Request: Output all entries verbatim. Skip pictures.

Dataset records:
[start]

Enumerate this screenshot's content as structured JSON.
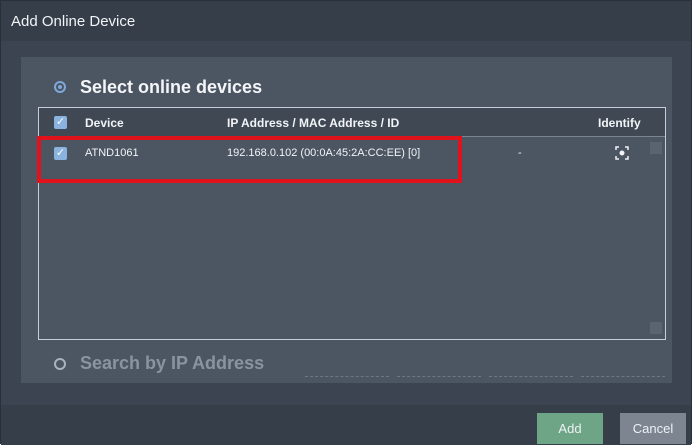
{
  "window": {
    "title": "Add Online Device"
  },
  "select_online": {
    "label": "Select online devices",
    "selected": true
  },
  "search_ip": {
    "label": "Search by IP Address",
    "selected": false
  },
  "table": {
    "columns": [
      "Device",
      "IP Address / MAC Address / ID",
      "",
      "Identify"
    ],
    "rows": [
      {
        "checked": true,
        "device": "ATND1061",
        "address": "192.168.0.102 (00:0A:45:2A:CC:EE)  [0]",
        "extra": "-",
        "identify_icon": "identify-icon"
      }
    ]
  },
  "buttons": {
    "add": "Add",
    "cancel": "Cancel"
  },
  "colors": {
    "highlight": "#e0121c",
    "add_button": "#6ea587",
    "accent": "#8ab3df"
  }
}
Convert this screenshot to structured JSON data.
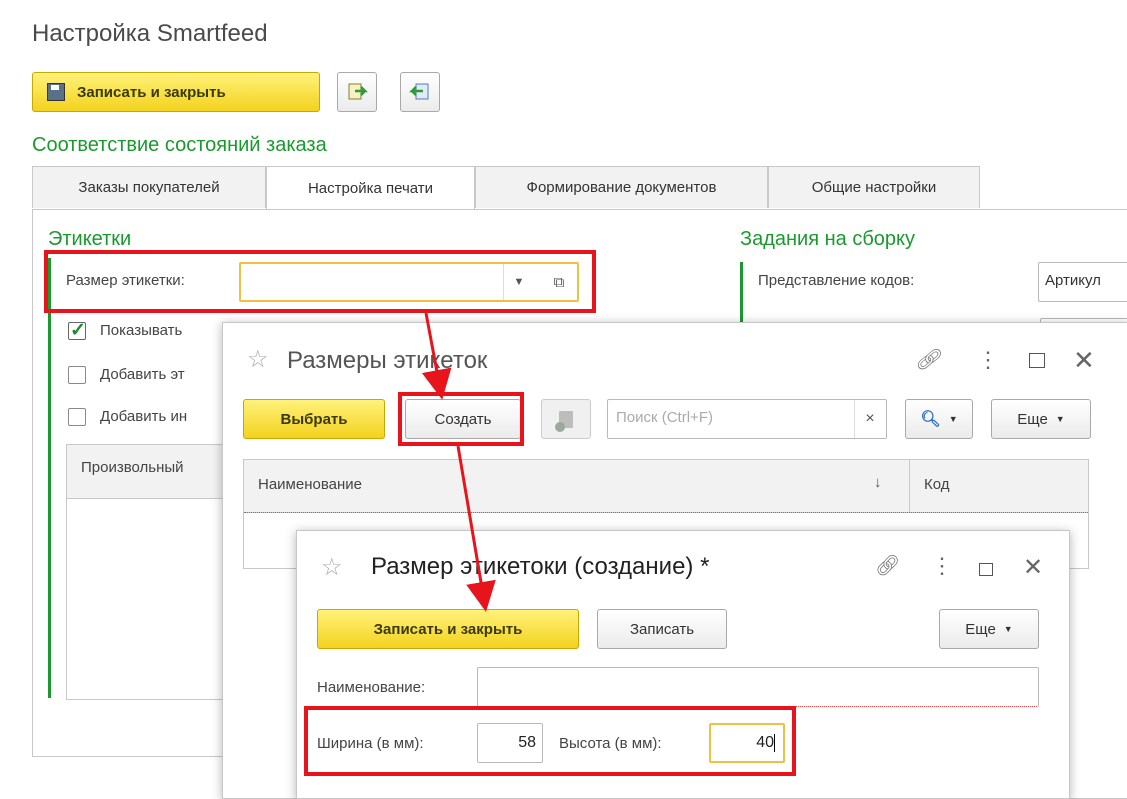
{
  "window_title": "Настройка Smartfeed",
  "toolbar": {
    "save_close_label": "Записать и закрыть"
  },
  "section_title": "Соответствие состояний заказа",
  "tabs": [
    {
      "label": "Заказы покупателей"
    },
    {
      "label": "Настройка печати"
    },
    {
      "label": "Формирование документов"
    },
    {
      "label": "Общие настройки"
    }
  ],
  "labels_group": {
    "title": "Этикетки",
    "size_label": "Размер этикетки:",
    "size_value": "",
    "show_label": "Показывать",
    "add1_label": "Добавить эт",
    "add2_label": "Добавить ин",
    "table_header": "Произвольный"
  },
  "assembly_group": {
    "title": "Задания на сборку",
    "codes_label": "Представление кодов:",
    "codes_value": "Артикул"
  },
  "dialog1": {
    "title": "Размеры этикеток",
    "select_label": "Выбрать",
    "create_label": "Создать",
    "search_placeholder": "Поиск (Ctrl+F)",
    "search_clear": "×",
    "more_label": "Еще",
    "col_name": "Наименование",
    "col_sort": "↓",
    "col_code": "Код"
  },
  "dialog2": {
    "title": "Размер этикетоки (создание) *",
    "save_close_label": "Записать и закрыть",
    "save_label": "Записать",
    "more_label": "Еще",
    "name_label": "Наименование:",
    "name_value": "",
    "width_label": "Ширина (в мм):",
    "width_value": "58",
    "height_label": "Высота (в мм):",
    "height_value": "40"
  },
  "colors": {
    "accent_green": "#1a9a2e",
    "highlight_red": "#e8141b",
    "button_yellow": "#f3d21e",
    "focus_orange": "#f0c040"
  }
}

[end]

Solved exercise:
Enumerate this screenshot's content as structured JSON.
{
  "window": {
    "title": "Add Online Device"
  },
  "select_online": {
    "label": "Select online devices",
    "selected": true
  },
  "search_ip": {
    "label": "Search by IP Address",
    "selected": false
  },
  "table": {
    "columns": [
      "Device",
      "IP Address / MAC Address / ID",
      "",
      "Identify"
    ],
    "rows": [
      {
        "checked": true,
        "device": "ATND1061",
        "address": "192.168.0.102 (00:0A:45:2A:CC:EE)  [0]",
        "extra": "-",
        "identify_icon": "identify-icon"
      }
    ]
  },
  "buttons": {
    "add": "Add",
    "cancel": "Cancel"
  },
  "colors": {
    "highlight": "#e0121c",
    "add_button": "#6ea587",
    "accent": "#8ab3df"
  }
}
Convert this screenshot to structured JSON data.
{
  "window_title": "Настройка Smartfeed",
  "toolbar": {
    "save_close_label": "Записать и закрыть"
  },
  "section_title": "Соответствие состояний заказа",
  "tabs": [
    {
      "label": "Заказы покупателей"
    },
    {
      "label": "Настройка печати"
    },
    {
      "label": "Формирование документов"
    },
    {
      "label": "Общие настройки"
    }
  ],
  "labels_group": {
    "title": "Этикетки",
    "size_label": "Размер этикетки:",
    "size_value": "",
    "show_label": "Показывать",
    "add1_label": "Добавить эт",
    "add2_label": "Добавить ин",
    "table_header": "Произвольный"
  },
  "assembly_group": {
    "title": "Задания на сборку",
    "codes_label": "Представление кодов:",
    "codes_value": "Артикул"
  },
  "dialog1": {
    "title": "Размеры этикеток",
    "select_label": "Выбрать",
    "create_label": "Создать",
    "search_placeholder": "Поиск (Ctrl+F)",
    "search_clear": "×",
    "more_label": "Еще",
    "col_name": "Наименование",
    "col_sort": "↓",
    "col_code": "Код"
  },
  "dialog2": {
    "title": "Размер этикетоки (создание) *",
    "save_close_label": "Записать и закрыть",
    "save_label": "Записать",
    "more_label": "Еще",
    "name_label": "Наименование:",
    "name_value": "",
    "width_label": "Ширина (в мм):",
    "width_value": "58",
    "height_label": "Высота (в мм):",
    "height_value": "40"
  },
  "colors": {
    "accent_green": "#1a9a2e",
    "highlight_red": "#e8141b",
    "button_yellow": "#f3d21e",
    "focus_orange": "#f0c040"
  }
}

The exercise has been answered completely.